---- SUPPLIED MATERIAL

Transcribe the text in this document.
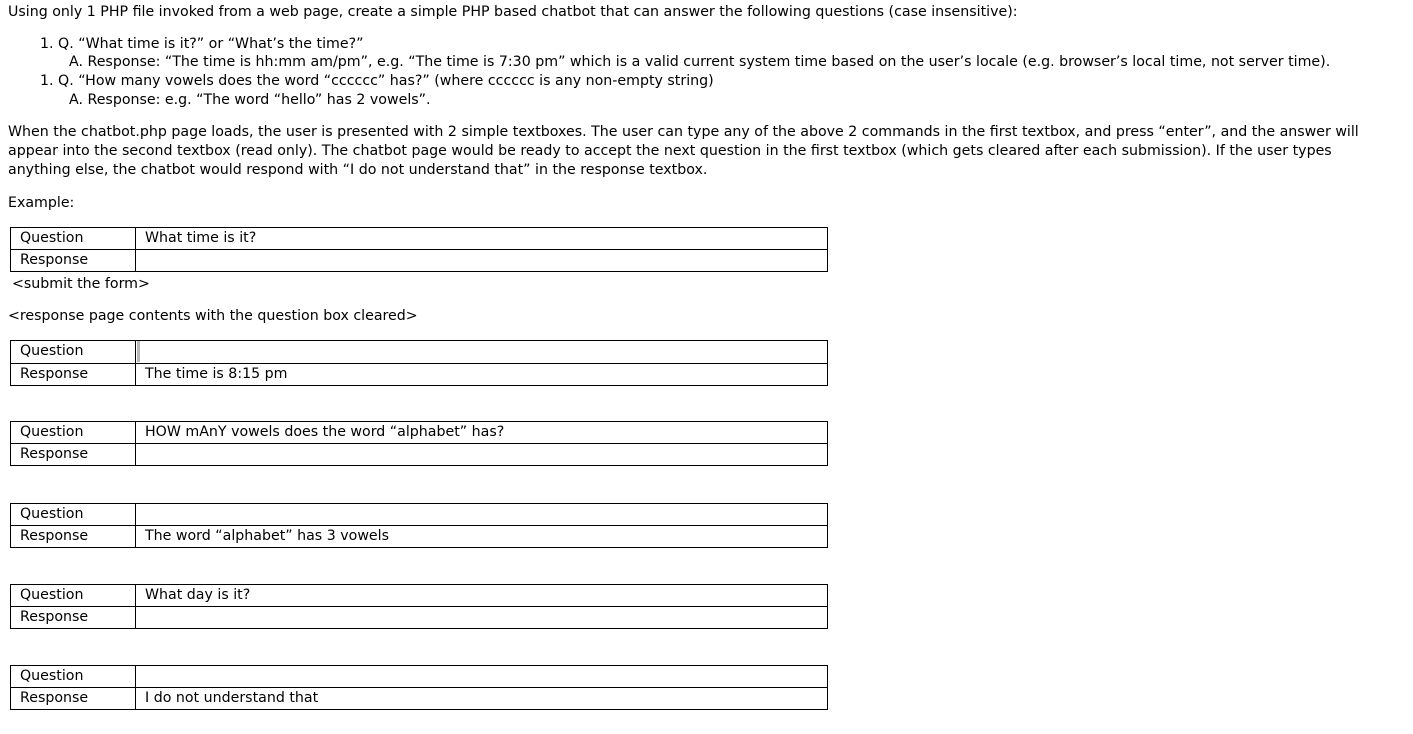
Using only 1 PHP file invoked from a web page, create a simple PHP based chatbot that can answer the following questions (case insensitive):
1. Q. “What time is it?” or “What’s the time?”
A. Response: “The time is hh:mm am/pm”, e.g. “The time is 7:30 pm” which is a valid current system time based on the user’s locale (e.g. browser’s local time, not server time).
1. Q. “How many vowels does the word “cccccc” has?” (where cccccc is any non-empty string)
A. Response: e.g. “The word “hello” has 2 vowels”.
When the chatbot.php page loads, the user is presented with 2 simple textboxes. The user can type any of the above 2 commands in the first textbox, and press “enter”, and the answer will
appear into the second textbox (read only). The chatbot page would be ready to accept the next question in the first textbox (which gets cleared after each submission). If the user types
anything else, the chatbot would respond with “I do not understand that” in the response textbox.
Example:
Question	What time is it?
Response	
<submit the form>
<response page contents with the question box cleared>
Question	
Response	The time is 8:15 pm
Question	HOW mAnY vowels does the word “alphabet” has?
Response	
Question	
Response	The word “alphabet” has 3 vowels
Question	What day is it?
Response	
Question	
Response	I do not understand that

--------

» EXERCISE REQUIREMENTS:
Leave out the pictures and return every record word for word.

» SOLUTION BELOW:
Transcribe the text in this document.
Using only 1 PHP file invoked from a web page, create a simple PHP based chatbot that can answer the following questions (case insensitive):
1. Q. “What time is it?” or “What’s the time?”
A. Response: “The time is hh:mm am/pm”, e.g. “The time is 7:30 pm” which is a valid current system time based on the user’s locale (e.g. browser’s local time, not server time).
1. Q. “How many vowels does the word “cccccc” has?” (where cccccc is any non-empty string)
A. Response: e.g. “The word “hello” has 2 vowels”.
When the chatbot.php page loads, the user is presented with 2 simple textboxes. The user can type any of the above 2 commands in the first textbox, and press “enter”, and the answer will
appear into the second textbox (read only). The chatbot page would be ready to accept the next question in the first textbox (which gets cleared after each submission). If the user types
anything else, the chatbot would respond with “I do not understand that” in the response textbox.
Example:
Question	What time is it?
Response	
<submit the form>
<response page contents with the question box cleared>
Question	
Response	The time is 8:15 pm
Question	HOW mAnY vowels does the word “alphabet” has?
Response	
Question	
Response	The word “alphabet” has 3 vowels
Question	What day is it?
Response	
Question	
Response	I do not understand that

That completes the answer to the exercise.